EXERCISE DESCRIPTION:
Would you write out the listing verbatim and skip every picture in it?

Entries from a visual dataset
.....
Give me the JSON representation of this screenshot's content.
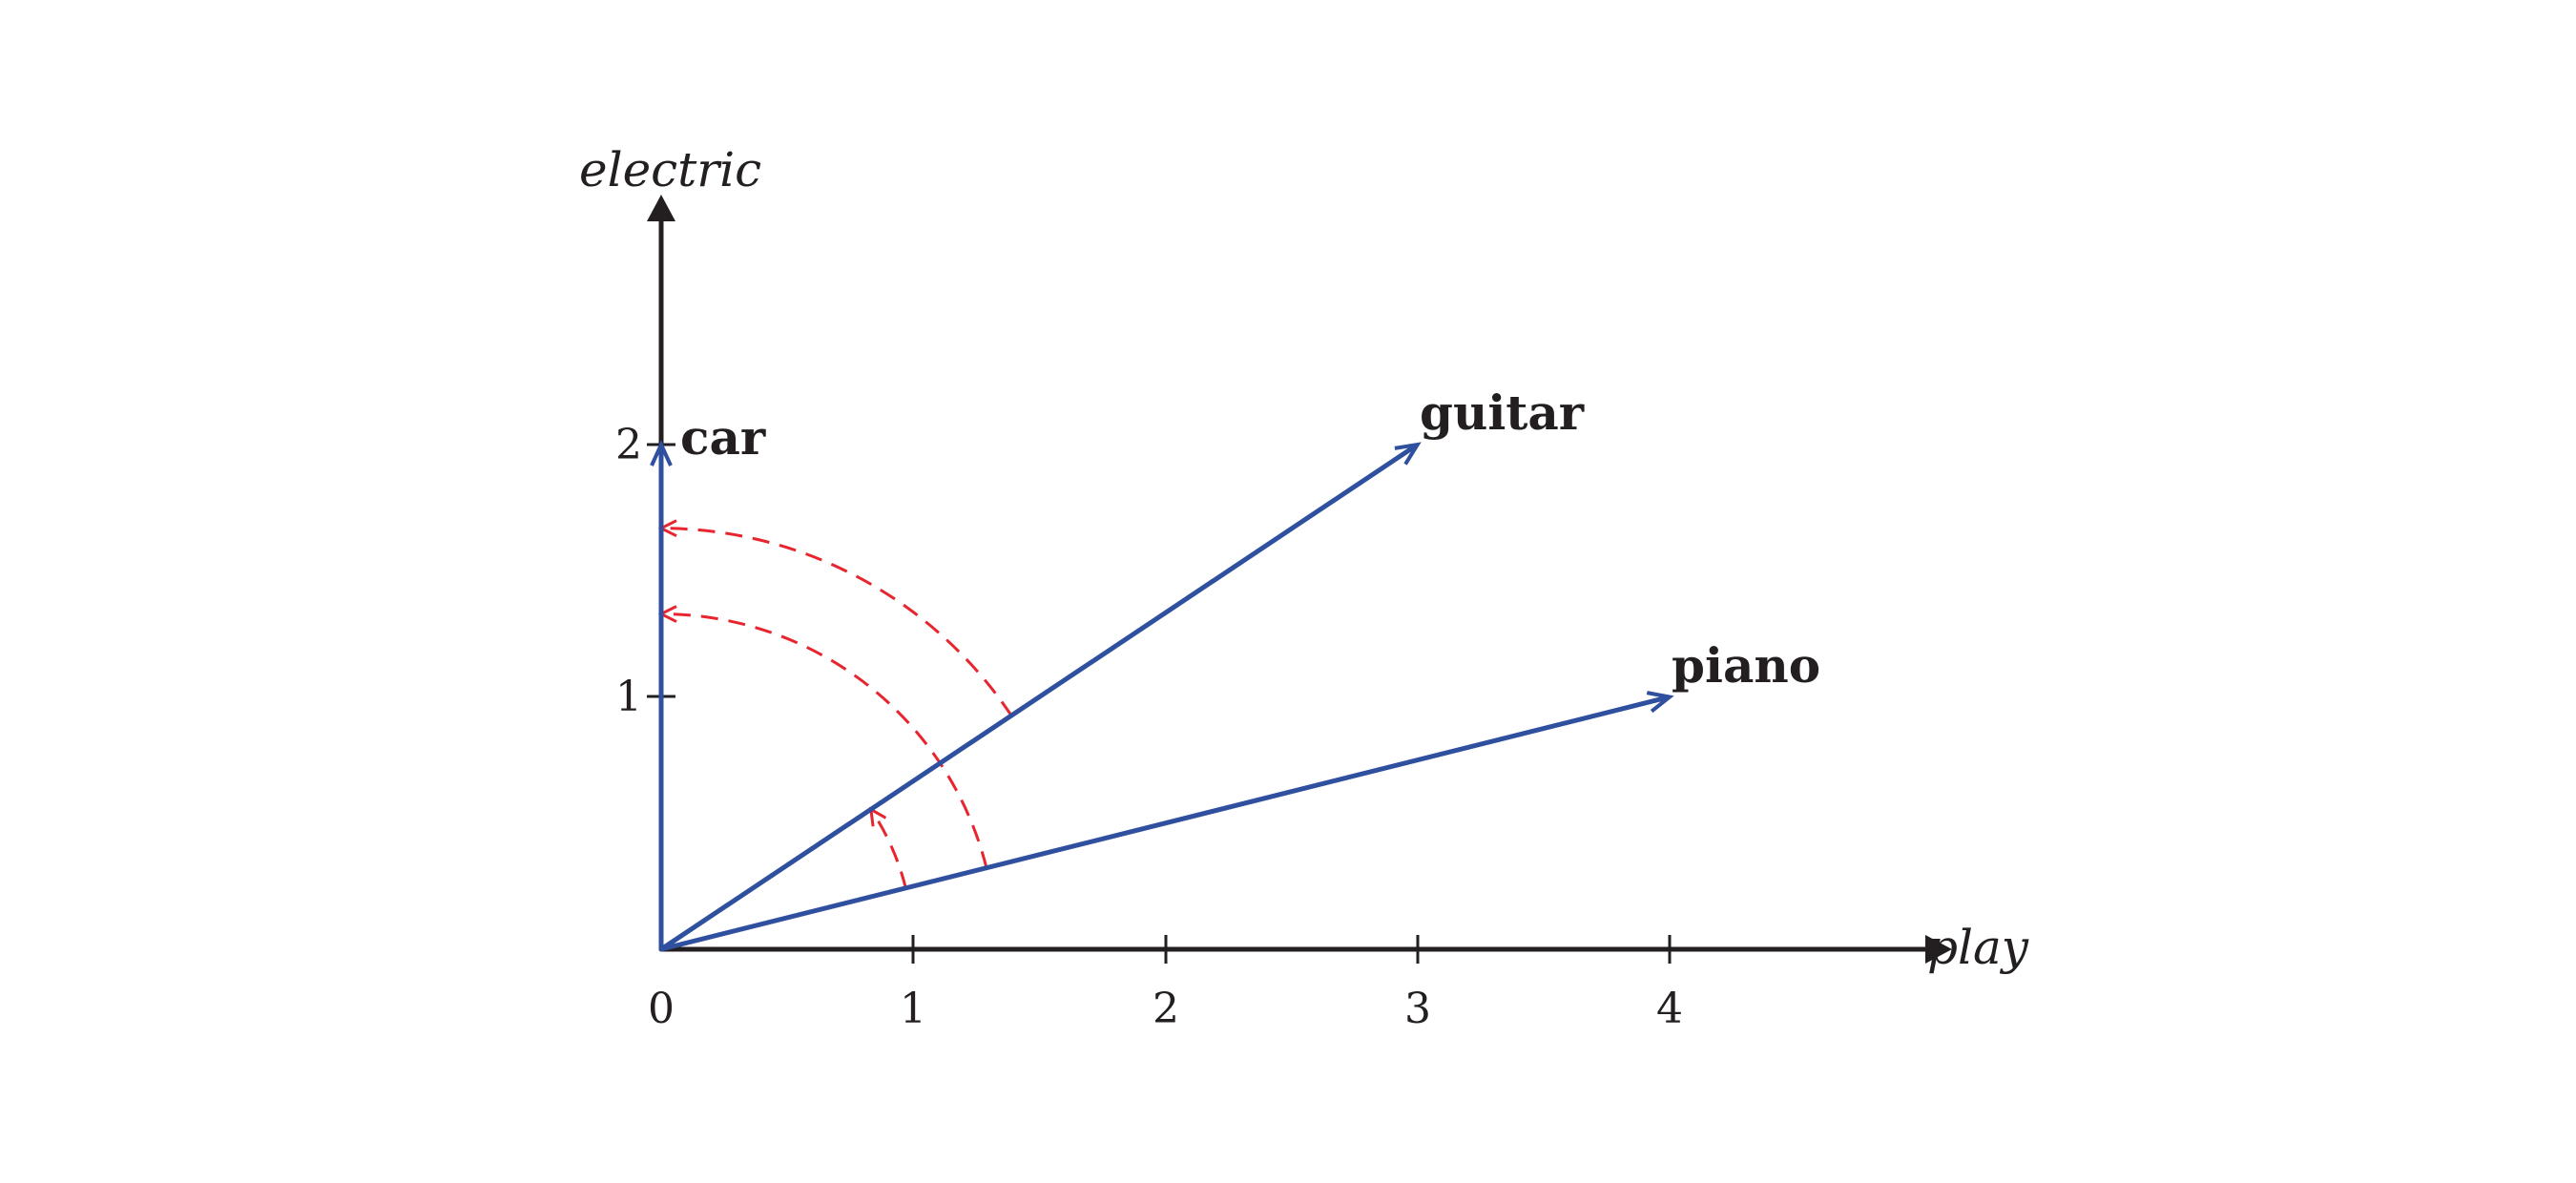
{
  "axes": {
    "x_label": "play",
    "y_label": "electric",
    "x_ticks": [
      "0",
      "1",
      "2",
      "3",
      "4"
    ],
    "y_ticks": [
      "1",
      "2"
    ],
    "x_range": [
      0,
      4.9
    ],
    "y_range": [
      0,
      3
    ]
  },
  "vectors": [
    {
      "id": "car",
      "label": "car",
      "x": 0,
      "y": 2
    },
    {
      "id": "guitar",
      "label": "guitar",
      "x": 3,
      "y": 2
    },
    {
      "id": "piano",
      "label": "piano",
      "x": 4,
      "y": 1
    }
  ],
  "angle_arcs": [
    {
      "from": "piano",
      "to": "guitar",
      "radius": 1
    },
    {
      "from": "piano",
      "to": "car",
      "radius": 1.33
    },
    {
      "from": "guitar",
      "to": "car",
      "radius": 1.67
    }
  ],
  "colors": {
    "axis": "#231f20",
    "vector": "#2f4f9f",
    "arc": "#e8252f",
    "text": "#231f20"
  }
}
.....
RESPONSE BELOW:
Give me the JSON representation of this screenshot's content.
{
  "axes": {
    "x_label": "play",
    "y_label": "electric",
    "x_ticks": [
      "0",
      "1",
      "2",
      "3",
      "4"
    ],
    "y_ticks": [
      "1",
      "2"
    ],
    "x_range": [
      0,
      4.9
    ],
    "y_range": [
      0,
      3
    ]
  },
  "vectors": [
    {
      "id": "car",
      "label": "car",
      "x": 0,
      "y": 2
    },
    {
      "id": "guitar",
      "label": "guitar",
      "x": 3,
      "y": 2
    },
    {
      "id": "piano",
      "label": "piano",
      "x": 4,
      "y": 1
    }
  ],
  "angle_arcs": [
    {
      "from": "piano",
      "to": "guitar",
      "radius": 1
    },
    {
      "from": "piano",
      "to": "car",
      "radius": 1.33
    },
    {
      "from": "guitar",
      "to": "car",
      "radius": 1.67
    }
  ],
  "colors": {
    "axis": "#231f20",
    "vector": "#2f4f9f",
    "arc": "#e8252f",
    "text": "#231f20"
  }
}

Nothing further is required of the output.